◆ STATED GOAL:
Look through the material and tally each line bearing the word "Zinc". Give only the total.

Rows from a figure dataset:
○ ○ ○

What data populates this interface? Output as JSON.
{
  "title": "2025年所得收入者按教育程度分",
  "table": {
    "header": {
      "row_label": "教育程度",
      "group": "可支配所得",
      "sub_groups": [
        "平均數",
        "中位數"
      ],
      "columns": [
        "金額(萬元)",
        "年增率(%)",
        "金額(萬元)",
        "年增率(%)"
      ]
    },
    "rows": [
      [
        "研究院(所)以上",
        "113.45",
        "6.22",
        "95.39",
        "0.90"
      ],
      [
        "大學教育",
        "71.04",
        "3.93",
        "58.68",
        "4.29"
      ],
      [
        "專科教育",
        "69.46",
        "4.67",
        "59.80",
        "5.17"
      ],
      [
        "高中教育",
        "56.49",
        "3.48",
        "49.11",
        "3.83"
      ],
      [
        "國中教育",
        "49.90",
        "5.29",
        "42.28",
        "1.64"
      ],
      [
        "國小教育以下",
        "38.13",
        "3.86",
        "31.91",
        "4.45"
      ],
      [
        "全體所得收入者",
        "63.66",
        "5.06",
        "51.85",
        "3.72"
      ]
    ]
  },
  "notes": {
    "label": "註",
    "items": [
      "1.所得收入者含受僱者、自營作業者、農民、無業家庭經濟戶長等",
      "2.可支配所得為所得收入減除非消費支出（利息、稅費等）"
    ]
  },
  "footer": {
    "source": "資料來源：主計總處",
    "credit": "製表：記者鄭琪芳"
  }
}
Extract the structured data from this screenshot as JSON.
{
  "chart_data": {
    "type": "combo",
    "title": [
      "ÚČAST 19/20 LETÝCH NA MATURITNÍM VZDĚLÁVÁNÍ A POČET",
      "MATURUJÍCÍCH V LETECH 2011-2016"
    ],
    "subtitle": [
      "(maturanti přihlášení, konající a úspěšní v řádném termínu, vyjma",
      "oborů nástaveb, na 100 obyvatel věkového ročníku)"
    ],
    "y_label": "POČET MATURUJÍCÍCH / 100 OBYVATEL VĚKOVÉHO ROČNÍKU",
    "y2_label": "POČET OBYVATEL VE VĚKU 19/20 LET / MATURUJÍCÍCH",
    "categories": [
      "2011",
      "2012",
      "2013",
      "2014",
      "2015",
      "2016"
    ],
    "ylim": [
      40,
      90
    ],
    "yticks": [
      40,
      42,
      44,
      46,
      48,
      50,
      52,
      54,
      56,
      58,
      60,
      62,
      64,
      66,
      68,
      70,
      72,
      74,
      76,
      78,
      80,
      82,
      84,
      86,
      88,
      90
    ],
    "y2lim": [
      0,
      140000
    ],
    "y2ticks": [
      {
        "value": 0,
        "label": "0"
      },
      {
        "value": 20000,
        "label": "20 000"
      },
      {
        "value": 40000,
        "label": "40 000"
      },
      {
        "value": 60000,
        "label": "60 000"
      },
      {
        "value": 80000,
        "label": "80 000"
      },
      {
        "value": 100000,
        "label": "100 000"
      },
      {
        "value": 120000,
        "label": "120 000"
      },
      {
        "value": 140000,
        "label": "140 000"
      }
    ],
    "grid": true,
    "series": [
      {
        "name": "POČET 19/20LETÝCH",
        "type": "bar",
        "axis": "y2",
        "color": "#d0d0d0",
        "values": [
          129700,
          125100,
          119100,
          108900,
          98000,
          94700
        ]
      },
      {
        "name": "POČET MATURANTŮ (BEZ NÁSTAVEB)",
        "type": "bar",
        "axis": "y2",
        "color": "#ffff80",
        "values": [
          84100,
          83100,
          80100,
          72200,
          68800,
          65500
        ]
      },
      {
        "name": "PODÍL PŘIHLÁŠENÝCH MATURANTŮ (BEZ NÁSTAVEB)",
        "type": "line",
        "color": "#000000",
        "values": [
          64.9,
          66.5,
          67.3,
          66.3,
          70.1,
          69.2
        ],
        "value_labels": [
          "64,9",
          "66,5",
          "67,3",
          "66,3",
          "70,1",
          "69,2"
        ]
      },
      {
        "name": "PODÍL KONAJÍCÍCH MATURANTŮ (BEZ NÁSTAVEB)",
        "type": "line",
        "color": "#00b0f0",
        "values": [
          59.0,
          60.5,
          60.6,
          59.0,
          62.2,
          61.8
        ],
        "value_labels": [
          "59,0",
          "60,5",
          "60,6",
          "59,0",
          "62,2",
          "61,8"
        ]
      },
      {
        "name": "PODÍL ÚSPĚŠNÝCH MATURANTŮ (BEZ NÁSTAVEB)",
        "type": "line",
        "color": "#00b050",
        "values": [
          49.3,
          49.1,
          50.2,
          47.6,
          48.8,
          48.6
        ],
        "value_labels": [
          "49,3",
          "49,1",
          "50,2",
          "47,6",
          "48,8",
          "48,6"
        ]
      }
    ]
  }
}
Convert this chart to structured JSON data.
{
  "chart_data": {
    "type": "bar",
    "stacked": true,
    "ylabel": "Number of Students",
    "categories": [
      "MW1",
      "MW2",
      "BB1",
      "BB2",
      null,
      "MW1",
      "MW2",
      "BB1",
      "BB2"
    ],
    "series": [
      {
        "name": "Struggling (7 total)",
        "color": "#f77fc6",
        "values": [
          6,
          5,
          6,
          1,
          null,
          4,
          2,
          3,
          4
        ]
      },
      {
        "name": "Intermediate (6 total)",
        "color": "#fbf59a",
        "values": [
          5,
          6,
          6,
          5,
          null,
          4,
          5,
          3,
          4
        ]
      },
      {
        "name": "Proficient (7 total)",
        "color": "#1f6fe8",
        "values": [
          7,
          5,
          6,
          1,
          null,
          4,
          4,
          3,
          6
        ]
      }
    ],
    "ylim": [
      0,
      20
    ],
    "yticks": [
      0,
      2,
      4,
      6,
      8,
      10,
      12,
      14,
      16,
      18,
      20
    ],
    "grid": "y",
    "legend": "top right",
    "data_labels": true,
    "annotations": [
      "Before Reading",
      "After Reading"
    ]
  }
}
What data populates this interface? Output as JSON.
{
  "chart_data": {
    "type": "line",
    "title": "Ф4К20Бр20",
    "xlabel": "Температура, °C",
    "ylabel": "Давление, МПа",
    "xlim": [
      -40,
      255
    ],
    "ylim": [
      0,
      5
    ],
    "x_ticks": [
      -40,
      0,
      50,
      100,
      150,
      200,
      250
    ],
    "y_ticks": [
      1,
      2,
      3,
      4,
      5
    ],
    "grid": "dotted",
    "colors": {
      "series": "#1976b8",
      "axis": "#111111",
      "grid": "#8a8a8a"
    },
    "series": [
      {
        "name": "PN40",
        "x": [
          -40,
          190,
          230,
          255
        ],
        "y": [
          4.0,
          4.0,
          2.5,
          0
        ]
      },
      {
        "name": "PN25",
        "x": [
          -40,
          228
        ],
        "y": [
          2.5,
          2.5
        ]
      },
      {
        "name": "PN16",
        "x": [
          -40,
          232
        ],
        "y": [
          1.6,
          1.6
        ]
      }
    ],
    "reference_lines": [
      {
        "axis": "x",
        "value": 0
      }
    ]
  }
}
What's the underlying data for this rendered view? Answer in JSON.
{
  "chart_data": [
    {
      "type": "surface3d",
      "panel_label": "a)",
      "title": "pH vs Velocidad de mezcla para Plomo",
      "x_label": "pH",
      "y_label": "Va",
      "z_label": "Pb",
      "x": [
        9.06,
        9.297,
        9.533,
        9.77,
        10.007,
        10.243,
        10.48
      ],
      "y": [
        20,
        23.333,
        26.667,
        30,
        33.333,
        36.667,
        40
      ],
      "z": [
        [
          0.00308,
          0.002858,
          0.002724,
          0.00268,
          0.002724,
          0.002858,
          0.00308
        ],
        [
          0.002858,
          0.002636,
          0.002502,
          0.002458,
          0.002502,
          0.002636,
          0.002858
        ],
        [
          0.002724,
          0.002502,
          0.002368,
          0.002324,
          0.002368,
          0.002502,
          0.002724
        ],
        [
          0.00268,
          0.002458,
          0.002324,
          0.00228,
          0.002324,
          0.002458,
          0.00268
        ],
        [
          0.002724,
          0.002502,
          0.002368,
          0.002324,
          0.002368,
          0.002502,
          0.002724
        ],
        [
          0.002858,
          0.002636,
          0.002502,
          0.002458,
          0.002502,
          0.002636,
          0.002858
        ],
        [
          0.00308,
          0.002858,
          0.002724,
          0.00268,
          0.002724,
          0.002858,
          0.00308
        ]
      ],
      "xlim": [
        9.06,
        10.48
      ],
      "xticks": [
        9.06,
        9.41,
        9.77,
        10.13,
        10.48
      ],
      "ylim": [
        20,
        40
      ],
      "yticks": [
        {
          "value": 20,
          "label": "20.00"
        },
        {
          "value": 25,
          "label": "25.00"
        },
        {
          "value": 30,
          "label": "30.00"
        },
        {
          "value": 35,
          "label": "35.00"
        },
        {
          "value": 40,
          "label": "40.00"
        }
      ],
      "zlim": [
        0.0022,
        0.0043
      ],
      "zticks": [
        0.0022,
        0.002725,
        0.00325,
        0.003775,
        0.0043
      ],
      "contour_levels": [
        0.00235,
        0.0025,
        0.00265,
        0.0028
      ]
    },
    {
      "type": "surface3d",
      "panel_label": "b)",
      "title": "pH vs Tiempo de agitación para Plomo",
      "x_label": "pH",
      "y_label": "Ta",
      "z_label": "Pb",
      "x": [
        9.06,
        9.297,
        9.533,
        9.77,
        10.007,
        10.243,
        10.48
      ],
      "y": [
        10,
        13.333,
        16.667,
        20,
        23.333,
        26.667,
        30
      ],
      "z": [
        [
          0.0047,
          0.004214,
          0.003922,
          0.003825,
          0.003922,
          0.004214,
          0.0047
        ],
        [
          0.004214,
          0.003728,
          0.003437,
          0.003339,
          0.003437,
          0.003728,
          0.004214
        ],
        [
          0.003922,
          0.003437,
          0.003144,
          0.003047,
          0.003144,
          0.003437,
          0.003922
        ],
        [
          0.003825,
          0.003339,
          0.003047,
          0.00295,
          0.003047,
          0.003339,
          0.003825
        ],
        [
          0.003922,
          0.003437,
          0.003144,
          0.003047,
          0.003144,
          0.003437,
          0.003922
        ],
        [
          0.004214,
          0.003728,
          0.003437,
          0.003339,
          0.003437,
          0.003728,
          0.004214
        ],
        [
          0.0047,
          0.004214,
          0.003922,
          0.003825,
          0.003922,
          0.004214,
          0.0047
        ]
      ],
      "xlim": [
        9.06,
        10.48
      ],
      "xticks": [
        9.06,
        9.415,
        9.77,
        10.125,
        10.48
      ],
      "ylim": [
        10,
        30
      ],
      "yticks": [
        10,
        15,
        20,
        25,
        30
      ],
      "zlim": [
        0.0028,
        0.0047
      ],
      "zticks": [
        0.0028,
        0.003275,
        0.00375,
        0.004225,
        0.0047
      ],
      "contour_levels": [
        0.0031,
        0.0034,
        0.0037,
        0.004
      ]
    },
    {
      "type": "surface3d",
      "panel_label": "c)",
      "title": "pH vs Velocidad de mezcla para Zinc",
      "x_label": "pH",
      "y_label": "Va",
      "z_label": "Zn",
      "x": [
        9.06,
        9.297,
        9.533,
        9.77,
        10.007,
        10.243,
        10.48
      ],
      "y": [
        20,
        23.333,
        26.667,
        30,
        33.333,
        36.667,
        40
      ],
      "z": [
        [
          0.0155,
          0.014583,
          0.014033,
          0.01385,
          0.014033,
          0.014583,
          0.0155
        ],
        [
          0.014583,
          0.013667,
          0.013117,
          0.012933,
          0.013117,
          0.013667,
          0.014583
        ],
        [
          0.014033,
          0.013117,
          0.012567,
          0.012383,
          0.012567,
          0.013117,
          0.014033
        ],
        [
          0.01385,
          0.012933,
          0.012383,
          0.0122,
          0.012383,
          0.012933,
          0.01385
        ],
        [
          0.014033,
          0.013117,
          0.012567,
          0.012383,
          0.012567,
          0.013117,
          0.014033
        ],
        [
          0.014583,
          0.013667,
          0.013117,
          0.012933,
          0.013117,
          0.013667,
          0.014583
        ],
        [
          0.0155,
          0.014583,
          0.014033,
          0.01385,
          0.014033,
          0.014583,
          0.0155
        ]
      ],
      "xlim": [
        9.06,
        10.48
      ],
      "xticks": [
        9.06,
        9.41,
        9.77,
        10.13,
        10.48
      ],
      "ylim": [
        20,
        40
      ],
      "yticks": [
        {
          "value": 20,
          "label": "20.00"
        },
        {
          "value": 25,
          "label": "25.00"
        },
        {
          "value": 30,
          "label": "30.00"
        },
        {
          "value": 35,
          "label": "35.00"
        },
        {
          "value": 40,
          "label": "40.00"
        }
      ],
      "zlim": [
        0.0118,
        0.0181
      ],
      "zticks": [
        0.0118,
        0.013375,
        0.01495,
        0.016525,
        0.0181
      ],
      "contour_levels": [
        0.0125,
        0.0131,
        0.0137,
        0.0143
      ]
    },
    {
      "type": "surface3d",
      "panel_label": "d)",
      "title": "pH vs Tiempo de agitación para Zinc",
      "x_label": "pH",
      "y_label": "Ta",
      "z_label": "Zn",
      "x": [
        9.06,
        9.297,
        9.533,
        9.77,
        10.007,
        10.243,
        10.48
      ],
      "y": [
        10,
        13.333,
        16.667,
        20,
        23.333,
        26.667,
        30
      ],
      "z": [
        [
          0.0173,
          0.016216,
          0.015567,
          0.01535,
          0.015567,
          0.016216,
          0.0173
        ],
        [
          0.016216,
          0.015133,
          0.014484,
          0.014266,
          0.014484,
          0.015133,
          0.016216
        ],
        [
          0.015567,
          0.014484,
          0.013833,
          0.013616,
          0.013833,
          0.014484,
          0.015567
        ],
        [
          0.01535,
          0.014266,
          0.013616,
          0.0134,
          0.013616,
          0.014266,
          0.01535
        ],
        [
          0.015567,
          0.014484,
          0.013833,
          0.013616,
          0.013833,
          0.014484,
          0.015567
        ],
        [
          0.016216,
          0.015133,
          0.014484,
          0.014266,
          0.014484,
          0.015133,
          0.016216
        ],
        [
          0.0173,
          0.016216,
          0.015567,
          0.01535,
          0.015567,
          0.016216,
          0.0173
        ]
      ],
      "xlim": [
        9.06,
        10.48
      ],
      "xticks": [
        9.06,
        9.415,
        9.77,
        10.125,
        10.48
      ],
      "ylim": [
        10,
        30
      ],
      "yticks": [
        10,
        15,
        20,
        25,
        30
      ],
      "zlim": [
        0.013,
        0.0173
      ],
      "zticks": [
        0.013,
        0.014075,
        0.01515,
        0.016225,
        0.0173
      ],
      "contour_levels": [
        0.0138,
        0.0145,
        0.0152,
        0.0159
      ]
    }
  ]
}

○ ○ ○

◆ ANSWER TO THE EXERCISE:
2